--- start Working data ---
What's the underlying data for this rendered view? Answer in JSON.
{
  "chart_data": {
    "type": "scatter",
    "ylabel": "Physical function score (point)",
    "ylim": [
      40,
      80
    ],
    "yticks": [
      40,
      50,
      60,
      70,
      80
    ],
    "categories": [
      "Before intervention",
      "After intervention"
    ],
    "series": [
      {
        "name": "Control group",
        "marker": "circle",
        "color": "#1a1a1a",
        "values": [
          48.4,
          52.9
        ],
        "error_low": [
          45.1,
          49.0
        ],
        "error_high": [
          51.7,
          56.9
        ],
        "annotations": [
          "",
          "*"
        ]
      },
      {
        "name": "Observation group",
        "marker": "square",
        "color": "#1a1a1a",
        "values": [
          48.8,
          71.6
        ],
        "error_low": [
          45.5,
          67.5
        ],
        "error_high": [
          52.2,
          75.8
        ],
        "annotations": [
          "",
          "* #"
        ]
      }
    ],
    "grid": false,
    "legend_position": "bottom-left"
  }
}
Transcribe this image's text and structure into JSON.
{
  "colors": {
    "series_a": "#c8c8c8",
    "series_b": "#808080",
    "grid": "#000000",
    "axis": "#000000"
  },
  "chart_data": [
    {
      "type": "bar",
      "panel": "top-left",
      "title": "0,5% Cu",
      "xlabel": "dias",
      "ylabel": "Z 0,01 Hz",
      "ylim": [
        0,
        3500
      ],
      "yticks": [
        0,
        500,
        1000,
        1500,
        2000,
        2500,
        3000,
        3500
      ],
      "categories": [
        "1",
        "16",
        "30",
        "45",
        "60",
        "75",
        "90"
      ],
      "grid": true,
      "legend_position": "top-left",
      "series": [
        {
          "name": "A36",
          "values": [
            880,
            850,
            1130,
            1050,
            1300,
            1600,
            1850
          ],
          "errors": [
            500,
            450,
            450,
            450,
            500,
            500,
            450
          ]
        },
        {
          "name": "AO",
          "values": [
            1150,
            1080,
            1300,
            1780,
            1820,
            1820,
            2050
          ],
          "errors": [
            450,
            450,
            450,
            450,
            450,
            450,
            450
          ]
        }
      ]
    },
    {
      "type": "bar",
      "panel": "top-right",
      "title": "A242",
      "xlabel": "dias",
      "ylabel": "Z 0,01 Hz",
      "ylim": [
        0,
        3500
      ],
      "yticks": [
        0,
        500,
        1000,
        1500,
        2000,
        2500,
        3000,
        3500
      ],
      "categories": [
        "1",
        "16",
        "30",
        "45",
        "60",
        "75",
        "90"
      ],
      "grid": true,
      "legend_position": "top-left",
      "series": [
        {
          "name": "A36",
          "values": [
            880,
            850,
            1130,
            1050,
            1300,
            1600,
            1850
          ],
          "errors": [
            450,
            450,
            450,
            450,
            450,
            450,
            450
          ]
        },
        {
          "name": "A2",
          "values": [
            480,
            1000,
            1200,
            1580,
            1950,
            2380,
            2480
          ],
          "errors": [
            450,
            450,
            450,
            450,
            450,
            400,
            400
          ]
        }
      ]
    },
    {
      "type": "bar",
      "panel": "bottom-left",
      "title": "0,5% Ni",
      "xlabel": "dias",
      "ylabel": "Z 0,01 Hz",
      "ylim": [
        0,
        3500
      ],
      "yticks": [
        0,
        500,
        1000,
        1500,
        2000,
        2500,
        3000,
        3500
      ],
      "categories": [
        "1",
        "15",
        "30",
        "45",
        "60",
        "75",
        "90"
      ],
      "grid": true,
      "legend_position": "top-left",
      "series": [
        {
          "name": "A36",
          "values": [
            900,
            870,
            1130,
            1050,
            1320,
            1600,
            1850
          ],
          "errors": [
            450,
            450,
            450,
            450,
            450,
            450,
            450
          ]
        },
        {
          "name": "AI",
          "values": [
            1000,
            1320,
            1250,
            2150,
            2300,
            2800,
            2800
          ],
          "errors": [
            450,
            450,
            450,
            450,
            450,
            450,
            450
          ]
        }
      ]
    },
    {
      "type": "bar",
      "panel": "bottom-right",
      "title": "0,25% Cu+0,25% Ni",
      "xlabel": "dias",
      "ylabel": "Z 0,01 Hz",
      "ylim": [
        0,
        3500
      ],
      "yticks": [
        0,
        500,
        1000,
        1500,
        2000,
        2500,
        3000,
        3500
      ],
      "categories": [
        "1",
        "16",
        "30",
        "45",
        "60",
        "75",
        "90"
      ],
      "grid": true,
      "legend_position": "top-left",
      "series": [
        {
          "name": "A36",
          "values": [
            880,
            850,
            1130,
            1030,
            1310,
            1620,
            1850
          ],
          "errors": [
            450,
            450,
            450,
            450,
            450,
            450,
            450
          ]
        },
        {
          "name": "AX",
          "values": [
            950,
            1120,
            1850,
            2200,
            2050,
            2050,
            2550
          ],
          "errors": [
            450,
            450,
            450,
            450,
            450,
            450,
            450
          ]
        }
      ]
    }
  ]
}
--- end Working data ---
> **Your instructions**:
Write out all records exactly, keeping every detail.

> **Expected answer**:
What's the underlying data for this rendered view? Answer in JSON.
{
  "chart_data": {
    "type": "scatter",
    "ylabel": "Physical function score (point)",
    "ylim": [
      40,
      80
    ],
    "yticks": [
      40,
      50,
      60,
      70,
      80
    ],
    "categories": [
      "Before intervention",
      "After intervention"
    ],
    "series": [
      {
        "name": "Control group",
        "marker": "circle",
        "color": "#1a1a1a",
        "values": [
          48.4,
          52.9
        ],
        "error_low": [
          45.1,
          49.0
        ],
        "error_high": [
          51.7,
          56.9
        ],
        "annotations": [
          "",
          "*"
        ]
      },
      {
        "name": "Observation group",
        "marker": "square",
        "color": "#1a1a1a",
        "values": [
          48.8,
          71.6
        ],
        "error_low": [
          45.5,
          67.5
        ],
        "error_high": [
          52.2,
          75.8
        ],
        "annotations": [
          "",
          "* #"
        ]
      }
    ],
    "grid": false,
    "legend_position": "bottom-left"
  }
}
Transcribe this image's text and structure into JSON.
{
  "colors": {
    "series_a": "#c8c8c8",
    "series_b": "#808080",
    "grid": "#000000",
    "axis": "#000000"
  },
  "chart_data": [
    {
      "type": "bar",
      "panel": "top-left",
      "title": "0,5% Cu",
      "xlabel": "dias",
      "ylabel": "Z 0,01 Hz",
      "ylim": [
        0,
        3500
      ],
      "yticks": [
        0,
        500,
        1000,
        1500,
        2000,
        2500,
        3000,
        3500
      ],
      "categories": [
        "1",
        "16",
        "30",
        "45",
        "60",
        "75",
        "90"
      ],
      "grid": true,
      "legend_position": "top-left",
      "series": [
        {
          "name": "A36",
          "values": [
            880,
            850,
            1130,
            1050,
            1300,
            1600,
            1850
          ],
          "errors": [
            500,
            450,
            450,
            450,
            500,
            500,
            450
          ]
        },
        {
          "name": "AO",
          "values": [
            1150,
            1080,
            1300,
            1780,
            1820,
            1820,
            2050
          ],
          "errors": [
            450,
            450,
            450,
            450,
            450,
            450,
            450
          ]
        }
      ]
    },
    {
      "type": "bar",
      "panel": "top-right",
      "title": "A242",
      "xlabel": "dias",
      "ylabel": "Z 0,01 Hz",
      "ylim": [
        0,
        3500
      ],
      "yticks": [
        0,
        500,
        1000,
        1500,
        2000,
        2500,
        3000,
        3500
      ],
      "categories": [
        "1",
        "16",
        "30",
        "45",
        "60",
        "75",
        "90"
      ],
      "grid": true,
      "legend_position": "top-left",
      "series": [
        {
          "name": "A36",
          "values": [
            880,
            850,
            1130,
            1050,
            1300,
            1600,
            1850
          ],
          "errors": [
            450,
            450,
            450,
            450,
            450,
            450,
            450
          ]
        },
        {
          "name": "A2",
          "values": [
            480,
            1000,
            1200,
            1580,
            1950,
            2380,
            2480
          ],
          "errors": [
            450,
            450,
            450,
            450,
            450,
            400,
            400
          ]
        }
      ]
    },
    {
      "type": "bar",
      "panel": "bottom-left",
      "title": "0,5% Ni",
      "xlabel": "dias",
      "ylabel": "Z 0,01 Hz",
      "ylim": [
        0,
        3500
      ],
      "yticks": [
        0,
        500,
        1000,
        1500,
        2000,
        2500,
        3000,
        3500
      ],
      "categories": [
        "1",
        "15",
        "30",
        "45",
        "60",
        "75",
        "90"
      ],
      "grid": true,
      "legend_position": "top-left",
      "series": [
        {
          "name": "A36",
          "values": [
            900,
            870,
            1130,
            1050,
            1320,
            1600,
            1850
          ],
          "errors": [
            450,
            450,
            450,
            450,
            450,
            450,
            450
          ]
        },
        {
          "name": "AI",
          "values": [
            1000,
            1320,
            1250,
            2150,
            2300,
            2800,
            2800
          ],
          "errors": [
            450,
            450,
            450,
            450,
            450,
            450,
            450
          ]
        }
      ]
    },
    {
      "type": "bar",
      "panel": "bottom-right",
      "title": "0,25% Cu+0,25% Ni",
      "xlabel": "dias",
      "ylabel": "Z 0,01 Hz",
      "ylim": [
        0,
        3500
      ],
      "yticks": [
        0,
        500,
        1000,
        1500,
        2000,
        2500,
        3000,
        3500
      ],
      "categories": [
        "1",
        "16",
        "30",
        "45",
        "60",
        "75",
        "90"
      ],
      "grid": true,
      "legend_position": "top-left",
      "series": [
        {
          "name": "A36",
          "values": [
            880,
            850,
            1130,
            1030,
            1310,
            1620,
            1850
          ],
          "errors": [
            450,
            450,
            450,
            450,
            450,
            450,
            450
          ]
        },
        {
          "name": "AX",
          "values": [
            950,
            1120,
            1850,
            2200,
            2050,
            2050,
            2550
          ],
          "errors": [
            450,
            450,
            450,
            450,
            450,
            450,
            450
          ]
        }
      ]
    }
  ]
}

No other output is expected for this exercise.